= Written exercise =
Report every line below that holds the word "Søster".

"""

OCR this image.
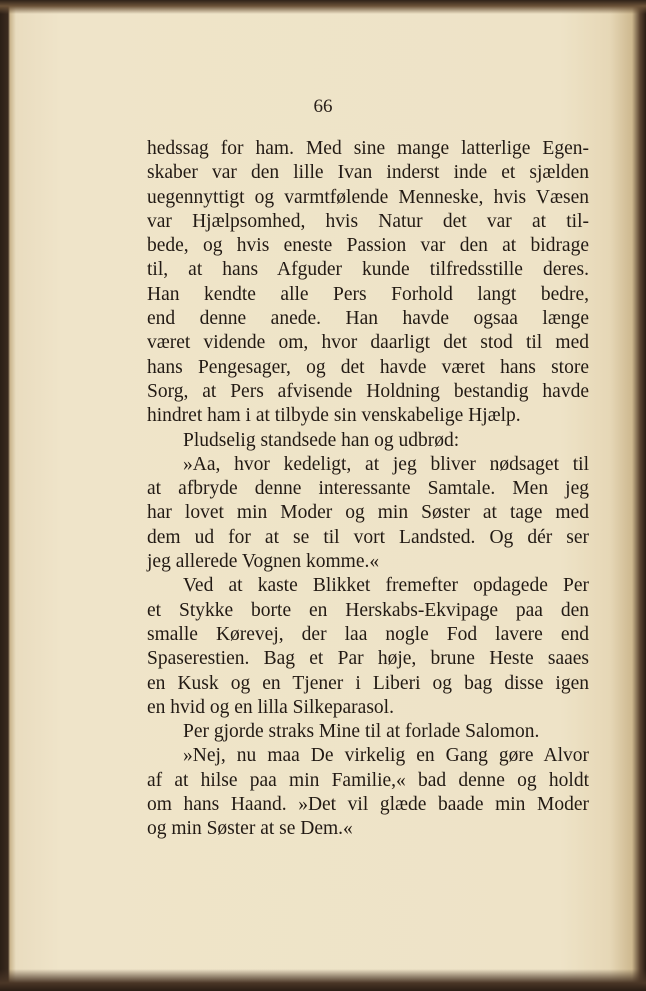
66
hedssag for ham. Med sine mange latterlige Egen-
skaber var den lille Ivan inderst inde et sjælden
uegennyttigt og varmtfølende Menneske, hvis Væsen
var Hjælpsomhed, hvis Natur det var at til-
bede, og hvis eneste Passion var den at bidrage
til, at hans Afguder kunde tilfredsstille deres.
Han kendte alle Pers Forhold langt bedre,
end denne anede. Han havde ogsaa længe
været vidende om, hvor daarligt det stod til med
hans Pengesager, og det havde været hans store
Sorg, at Pers afvisende Holdning bestandig havde
hindret ham i at tilbyde sin venskabelige Hjælp.
Pludselig standsede han og udbrød:
»Aa, hvor kedeligt, at jeg bliver nødsaget til
at afbryde denne interessante Samtale. Men jeg
har lovet min Moder og min Søster at tage med
dem ud for at se til vort Landsted. Og dér ser
jeg allerede Vognen komme.«
Ved at kaste Blikket fremefter opdagede Per
et Stykke borte en Herskabs-Ekvipage paa den
smalle Kørevej, der laa nogle Fod lavere end
Spaserestien. Bag et Par høje, brune Heste saaes
en Kusk og en Tjener i Liberi og bag disse igen
en hvid og en lilla Silkeparasol.
Per gjorde straks Mine til at forlade Salomon.
»Nej, nu maa De virkelig en Gang gøre Alvor
af at hilse paa min Familie,« bad denne og holdt
om hans Haand. »Det vil glæde baade min Moder
og min Søster at se Dem.«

"""

= Exercise output =
har lovet min Moder og min Søster at tage med
og min Søster at se Dem.«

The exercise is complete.